#### Task description
Find every line in the records below that holds the word "count" and copy it.

#### Provided entries
"""

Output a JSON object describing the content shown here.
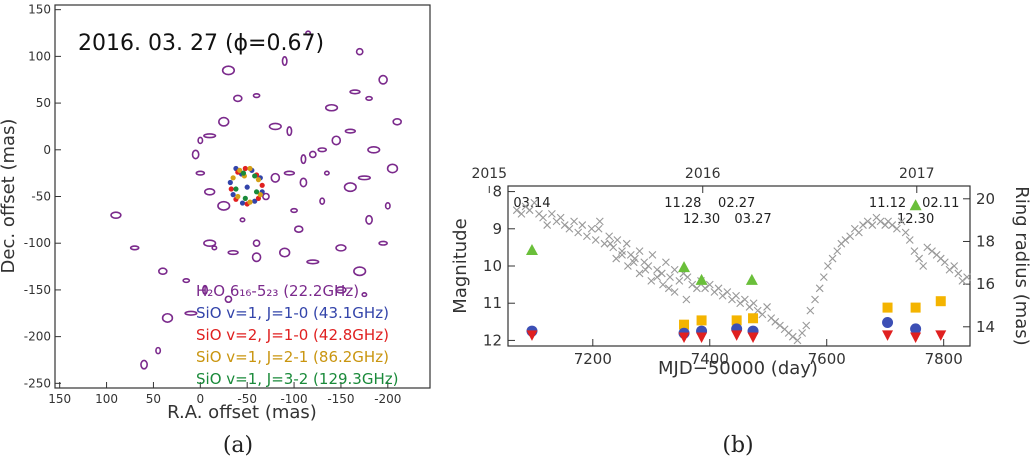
{
  "chart_data": [
    {
      "type": "scatter",
      "panel_label": "(a)",
      "title": "2016. 03. 27 (ϕ=0.67)",
      "xlabel": "R.A. offset (mas)",
      "ylabel": "Dec. offset (mas)",
      "x_ticks": [
        "150",
        "100",
        "50",
        "0",
        "-50",
        "-100",
        "-150",
        "-200"
      ],
      "y_ticks": [
        "150",
        "100",
        "50",
        "0",
        "-50",
        "-100",
        "-150",
        "-200",
        "-250"
      ],
      "xlim": [
        155,
        -245
      ],
      "ylim": [
        -255,
        155
      ],
      "x_inverted": true,
      "grid": false,
      "legend_position": "bottom-right",
      "series": [
        {
          "name": "H₂O 6₁₆-5₂₃ (22.2GHz)",
          "color": "#7b2a8c",
          "points": [
            [
              -115,
              125
            ],
            [
              -170,
              105
            ],
            [
              -195,
              75
            ],
            [
              -165,
              62
            ],
            [
              -140,
              45
            ],
            [
              -110,
              -10
            ],
            [
              -180,
              55
            ],
            [
              -210,
              30
            ],
            [
              -205,
              -20
            ],
            [
              -175,
              -30
            ],
            [
              -200,
              -60
            ],
            [
              -180,
              -75
            ],
            [
              -195,
              -100
            ],
            [
              -150,
              -105
            ],
            [
              -160,
              -40
            ],
            [
              -135,
              -25
            ],
            [
              -120,
              -5
            ],
            [
              -145,
              10
            ],
            [
              -160,
              20
            ],
            [
              -185,
              0
            ],
            [
              -90,
              95
            ],
            [
              -60,
              58
            ],
            [
              -40,
              55
            ],
            [
              -25,
              30
            ],
            [
              -10,
              15
            ],
            [
              0,
              10
            ],
            [
              5,
              -5
            ],
            [
              0,
              -25
            ],
            [
              -10,
              -45
            ],
            [
              -25,
              -60
            ],
            [
              -45,
              -75
            ],
            [
              -70,
              -50
            ],
            [
              -80,
              -30
            ],
            [
              -95,
              -25
            ],
            [
              -80,
              25
            ],
            [
              -95,
              20
            ],
            [
              -100,
              -65
            ],
            [
              -105,
              -85
            ],
            [
              -90,
              -110
            ],
            [
              -120,
              -120
            ],
            [
              -130,
              -55
            ],
            [
              -110,
              -35
            ],
            [
              -130,
              0
            ],
            [
              -150,
              -150
            ],
            [
              -170,
              -130
            ],
            [
              -175,
              -155
            ],
            [
              -60,
              -100
            ],
            [
              -60,
              -115
            ],
            [
              -35,
              -110
            ],
            [
              -10,
              -100
            ],
            [
              -5,
              -150
            ],
            [
              15,
              -140
            ],
            [
              40,
              -130
            ],
            [
              35,
              -180
            ],
            [
              10,
              -175
            ],
            [
              45,
              -215
            ],
            [
              60,
              -230
            ],
            [
              70,
              -105
            ],
            [
              90,
              -70
            ],
            [
              -30,
              85
            ],
            [
              -15,
              -105
            ],
            [
              -30,
              -160
            ]
          ]
        },
        {
          "name": "SiO v=1, J=1-0 (43.1GHz)",
          "color": "#3344aa",
          "points": [
            [
              -38,
              -20
            ],
            [
              -44,
              -26
            ],
            [
              -55,
              -22
            ],
            [
              -64,
              -30
            ],
            [
              -66,
              -45
            ],
            [
              -58,
              -55
            ],
            [
              -45,
              -57
            ],
            [
              -35,
              -48
            ],
            [
              -32,
              -35
            ],
            [
              -50,
              -40
            ]
          ]
        },
        {
          "name": "SiO v=2, J=1-0 (42.8GHz)",
          "color": "#e02020",
          "points": [
            [
              -40,
              -24
            ],
            [
              -48,
              -20
            ],
            [
              -60,
              -27
            ],
            [
              -66,
              -38
            ],
            [
              -62,
              -52
            ],
            [
              -50,
              -58
            ],
            [
              -38,
              -53
            ],
            [
              -33,
              -42
            ]
          ]
        },
        {
          "name": "SiO v=1, J=2-1 (86.2GHz)",
          "color": "#d4a017",
          "points": [
            [
              -42,
              -22
            ],
            [
              -53,
              -20
            ],
            [
              -62,
              -32
            ],
            [
              -64,
              -48
            ],
            [
              -53,
              -56
            ],
            [
              -40,
              -50
            ],
            [
              -35,
              -30
            ],
            [
              -47,
              -28
            ]
          ]
        },
        {
          "name": "SiO v=1, J=3-2 (129.3GHz)",
          "color": "#1a8a3a",
          "points": [
            [
              -46,
              -25
            ],
            [
              -58,
              -28
            ],
            [
              -60,
              -45
            ],
            [
              -48,
              -52
            ],
            [
              -38,
              -42
            ]
          ]
        }
      ]
    },
    {
      "type": "scatter",
      "panel_label": "(b)",
      "xlabel": "MJD−50000 (day)",
      "ylabel": "Magnitude",
      "y2label": "Ring radius (mas)",
      "x_ticks": [
        "7200",
        "7400",
        "7600",
        "7800"
      ],
      "y_ticks": [
        "8",
        "9",
        "10",
        "11",
        "12"
      ],
      "y2_ticks": [
        "14",
        "16",
        "18",
        "20"
      ],
      "top_ticks": [
        "2015",
        "2016",
        "2017"
      ],
      "xlim": [
        7055,
        7845
      ],
      "ylim": [
        12.15,
        7.85
      ],
      "y_inverted": true,
      "y2lim": [
        13.1,
        20.6
      ],
      "grid": false,
      "epoch_labels": [
        {
          "text": "03.14",
          "x": 7096,
          "row": 1
        },
        {
          "text": "11.28",
          "x": 7354,
          "row": 1
        },
        {
          "text": "12.30",
          "x": 7386,
          "row": 2
        },
        {
          "text": "02.27",
          "x": 7446,
          "row": 1
        },
        {
          "text": "03.27",
          "x": 7474,
          "row": 2
        },
        {
          "text": "11.12",
          "x": 7704,
          "row": 1
        },
        {
          "text": "12.30",
          "x": 7752,
          "row": 2
        },
        {
          "text": "02.11",
          "x": 7795,
          "row": 1
        }
      ],
      "light_curve": {
        "marker": "x",
        "color": "#999999",
        "x": [
          7070,
          7078,
          7085,
          7092,
          7100,
          7108,
          7115,
          7122,
          7130,
          7138,
          7145,
          7152,
          7160,
          7168,
          7175,
          7182,
          7190,
          7198,
          7205,
          7212,
          7220,
          7228,
          7235,
          7242,
          7250,
          7258,
          7265,
          7272,
          7280,
          7288,
          7295,
          7302,
          7310,
          7318,
          7325,
          7332,
          7340,
          7348,
          7355,
          7362,
          7370,
          7378,
          7385,
          7392,
          7400,
          7408,
          7415,
          7422,
          7430,
          7438,
          7445,
          7452,
          7460,
          7468,
          7475,
          7482,
          7490,
          7498,
          7505,
          7512,
          7520,
          7528,
          7535,
          7542,
          7550,
          7558,
          7565,
          7572,
          7580,
          7588,
          7595,
          7602,
          7610,
          7618,
          7625,
          7632,
          7640,
          7648,
          7655,
          7662,
          7670,
          7678,
          7685,
          7692,
          7700,
          7705,
          7712,
          7720,
          7728,
          7735,
          7742,
          7750,
          7758,
          7765,
          7772,
          7780,
          7788,
          7795,
          7802,
          7810,
          7818,
          7825,
          7832,
          7840,
          7210,
          7230,
          7250,
          7270,
          7290,
          7310,
          7330,
          7240,
          7260,
          7280,
          7300,
          7320,
          7340,
          7360
        ],
        "y": [
          8.5,
          8.6,
          8.4,
          8.5,
          8.3,
          8.6,
          8.7,
          8.9,
          8.6,
          8.8,
          8.7,
          8.9,
          9.0,
          8.8,
          9.1,
          8.9,
          9.2,
          9.0,
          9.3,
          8.8,
          9.4,
          9.2,
          9.5,
          9.3,
          9.6,
          9.4,
          9.7,
          9.8,
          9.6,
          9.9,
          10.0,
          9.7,
          10.1,
          10.2,
          9.9,
          10.3,
          10.1,
          10.4,
          10.2,
          10.3,
          10.5,
          10.6,
          10.4,
          10.6,
          10.5,
          10.7,
          10.6,
          10.8,
          10.7,
          10.9,
          10.8,
          11.0,
          10.9,
          11.1,
          11.0,
          11.2,
          11.3,
          11.1,
          11.4,
          11.5,
          11.6,
          11.7,
          11.8,
          11.9,
          12.0,
          11.8,
          11.6,
          11.2,
          10.9,
          10.6,
          10.3,
          10.0,
          9.8,
          9.6,
          9.4,
          9.3,
          9.2,
          9.0,
          9.1,
          8.9,
          8.8,
          8.9,
          8.7,
          8.8,
          8.9,
          8.8,
          8.9,
          9.0,
          8.8,
          9.1,
          9.3,
          9.6,
          9.8,
          10.0,
          9.5,
          9.6,
          9.7,
          9.8,
          9.9,
          10.1,
          10.0,
          10.2,
          10.4,
          10.3,
          9.0,
          9.4,
          9.7,
          9.9,
          10.1,
          10.3,
          10.6,
          9.8,
          10.0,
          10.2,
          10.4,
          10.5,
          10.7,
          10.9
        ]
      },
      "series": [
        {
          "name": "H2O",
          "marker": "triangle-up",
          "color": "#6abf3a",
          "x": [
            7096,
            7356,
            7386,
            7472,
            7752
          ],
          "y": [
            17.6,
            16.8,
            16.2,
            16.2,
            19.7
          ]
        },
        {
          "name": "SiO v=1, J=2-1",
          "marker": "square",
          "color": "#f4b400",
          "x": [
            7356,
            7386,
            7446,
            7474,
            7704,
            7752,
            7795
          ],
          "y": [
            14.1,
            14.3,
            14.3,
            14.4,
            14.9,
            14.9,
            15.2
          ]
        },
        {
          "name": "SiO v=1, J=1-0",
          "marker": "circle",
          "color": "#3c4fb5",
          "x": [
            7096,
            7356,
            7386,
            7446,
            7474,
            7704,
            7752
          ],
          "y": [
            13.8,
            13.7,
            13.8,
            13.9,
            13.8,
            14.2,
            13.9
          ]
        },
        {
          "name": "SiO v=2, J=1-0",
          "marker": "triangle-down",
          "color": "#e02020",
          "x": [
            7096,
            7356,
            7386,
            7446,
            7474,
            7704,
            7752,
            7795
          ],
          "y": [
            13.6,
            13.5,
            13.5,
            13.6,
            13.5,
            13.6,
            13.5,
            13.6
          ]
        }
      ]
    }
  ]
}
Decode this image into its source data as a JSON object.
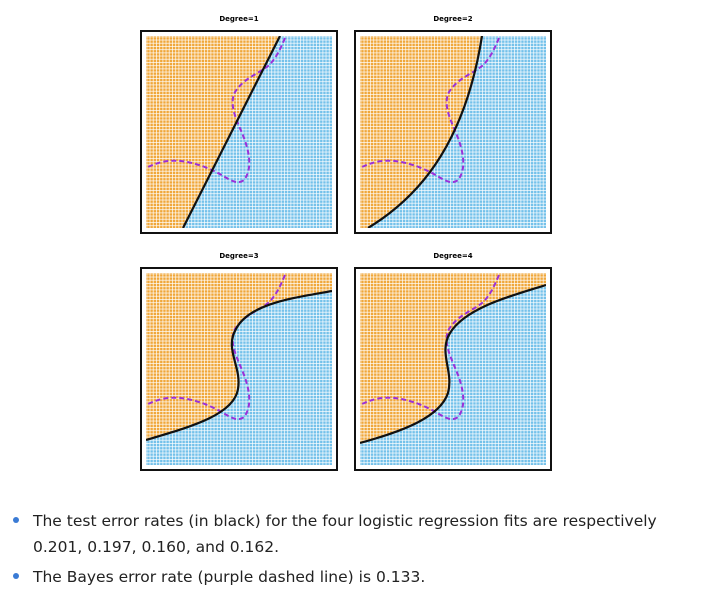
{
  "panels": [
    {
      "title": "Degree=1"
    },
    {
      "title": "Degree=2"
    },
    {
      "title": "Degree=3"
    },
    {
      "title": "Degree=4"
    }
  ],
  "bullets": [
    "The test error rates (in black) for the four logistic regression fits are respectively 0.201, 0.197, 0.160, and 0.162.",
    "The Bayes error rate (purple dashed line) is 0.133."
  ]
}
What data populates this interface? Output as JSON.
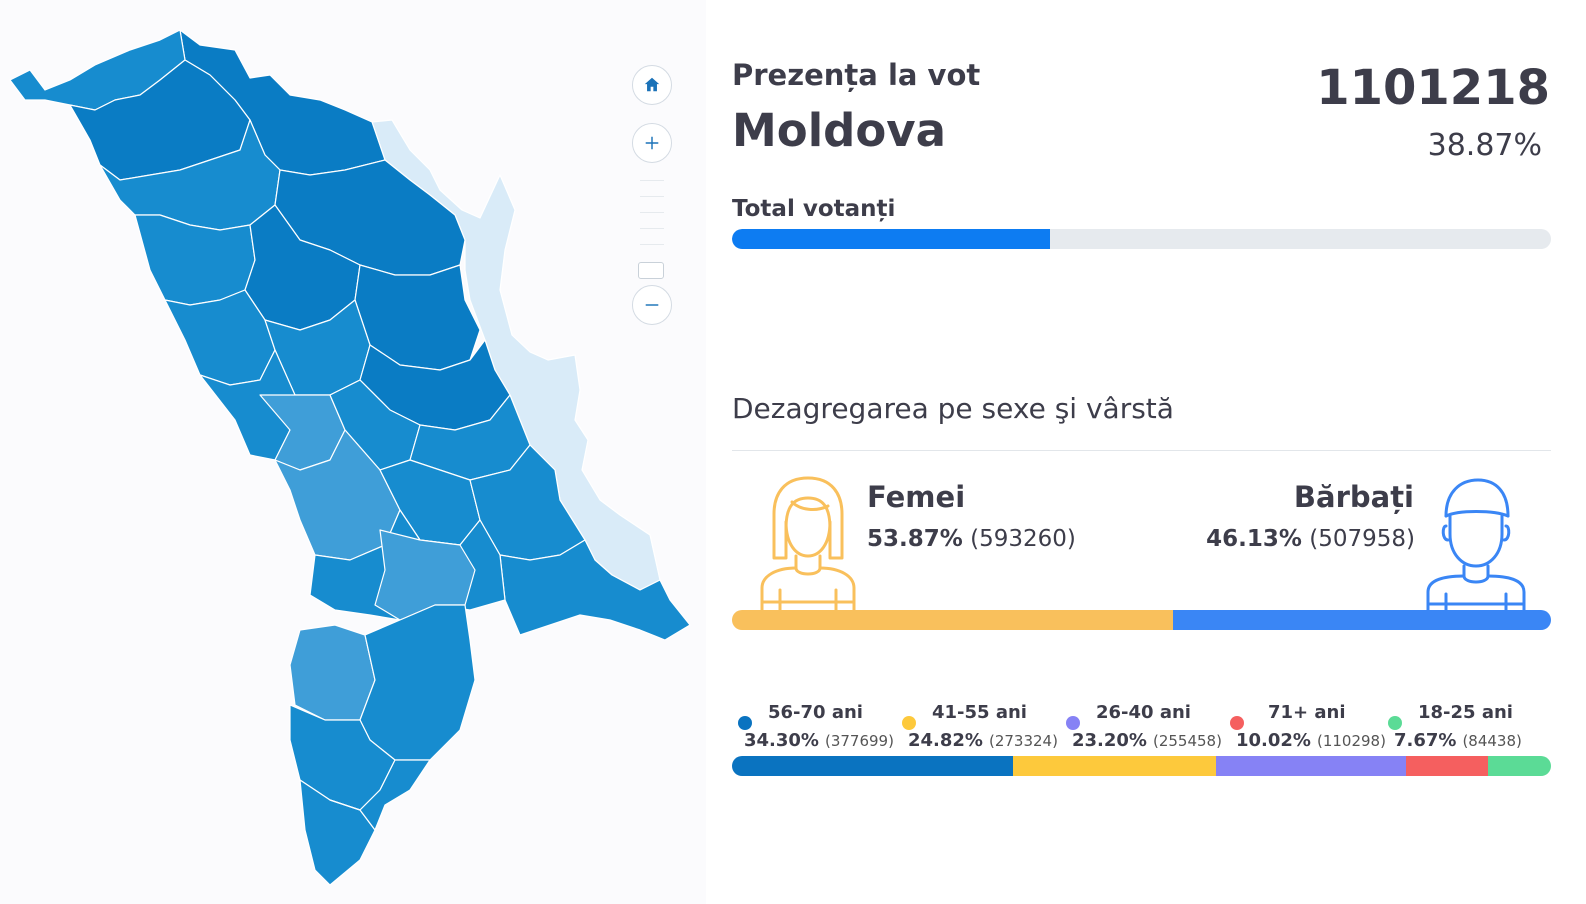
{
  "turnout": {
    "title": "Prezența la vot",
    "region": "Moldova",
    "count": "1101218",
    "percent_label": "38.87%",
    "percent_value": 38.87
  },
  "total_voters": {
    "label": "Total votanți",
    "fill_percent": 38.87
  },
  "breakdown": {
    "title": "Dezagregarea pe sexe şi vârstă",
    "female": {
      "label": "Femei",
      "percent": "53.87%",
      "count": "(593260)",
      "value": 53.87,
      "color": "#f9c05c"
    },
    "male": {
      "label": "Bărbați",
      "percent": "46.13%",
      "count": "(507958)",
      "value": 46.13,
      "color": "#3a86f5"
    }
  },
  "age_groups": [
    {
      "label": "56-70 ani",
      "percent": "34.30%",
      "count": "(377699)",
      "value": 34.3,
      "color": "#0a73c0"
    },
    {
      "label": "41-55 ani",
      "percent": "24.82%",
      "count": "(273324)",
      "value": 24.82,
      "color": "#fdc93c"
    },
    {
      "label": "26-40 ani",
      "percent": "23.20%",
      "count": "(255458)",
      "value": 23.2,
      "color": "#8682f5"
    },
    {
      "label": "71+ ani",
      "percent": "10.02%",
      "count": "(110298)",
      "value": 10.02,
      "color": "#f55f5f"
    },
    {
      "label": "18-25 ani",
      "percent": "7.67%",
      "count": "(84438)",
      "value": 7.67,
      "color": "#5bdb96"
    }
  ],
  "map": {
    "controls": [
      "home-icon",
      "plus-icon",
      "minus-icon"
    ],
    "colors": {
      "dark": "#0a7cc4",
      "mid": "#178ccf",
      "light": "#3f9ed8",
      "transnistria": "#d9ebf8"
    }
  }
}
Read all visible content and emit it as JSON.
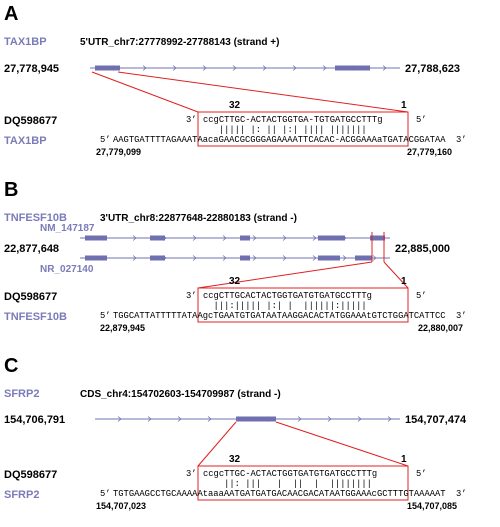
{
  "panels": [
    {
      "letter": "A",
      "gene": "TAX1BP",
      "region": "5'UTR_chr7:27778992-27788143 (strand +)",
      "start": "27,778,945",
      "end": "27,788,623",
      "mirna": "DQ598677",
      "mirna_start": "32",
      "mirna_end": "1",
      "mirna_seq": "ccgCTTGC-ACTACTGGTGA-TGTGATGCCTTTg",
      "pairing": "   ||||| |: || |:| |||| |||||||",
      "target_seq": "AAGTGATTTTAGAAATAacaGAACGCGGGAGAAAATTCACAC-ACGGAAAaTGATACGGATAA",
      "target_start": "27,779,099",
      "target_end": "27,779,160"
    },
    {
      "letter": "B",
      "gene": "TNFESF10B",
      "region": "3'UTR_chr8:22877648-22880183 (strand -)",
      "start": "22,877,648",
      "end": "22,885,000",
      "isoforms": [
        "NM_147187",
        "NR_027140"
      ],
      "mirna": "DQ598677",
      "mirna_start": "32",
      "mirna_end": "1",
      "mirna_seq": "ccgCTTGCACTACTGGTGATGTGATGCCTTTg",
      "pairing": "  |||:||||| |:| |  ||||||:|||||",
      "target_seq": "TGGCATTATTTTTATAAgcTGAATGTGATAATAAGGACACTATGGAAAtGTCTGGATCATTCC",
      "target_start": "22,879,945",
      "target_end": "22,880,007"
    },
    {
      "letter": "C",
      "gene": "SFRP2",
      "region": "CDS_chr4:154702603-154709987 (strand -)",
      "start": "154,706,791",
      "end": "154,707,474",
      "mirna": "DQ598677",
      "mirna_start": "32",
      "mirna_end": "1",
      "mirna_seq": "ccgcTTGC-ACTACTGGTGATGTGATGCCTTTg",
      "pairing": "    ||: |||   |  ||  |  ||||||||",
      "target_seq": "TGTGAAGCCTGCAAAAAtaaaAATGATGATGACAACGACATAATGGAAAcGCTTTGTAAAAAT",
      "target_start": "154,707,023",
      "target_end": "154,707,085"
    }
  ],
  "prime3": "3’",
  "prime5": "5’"
}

"""

#### Result
    "count": "1101218",
      "count": "(593260)",
      "count": "(507958)",
      "count": "(377699)",
      "count": "(273324)",
      "count": "(255458)",
      "count": "(110298)",
      "count": "(84438)",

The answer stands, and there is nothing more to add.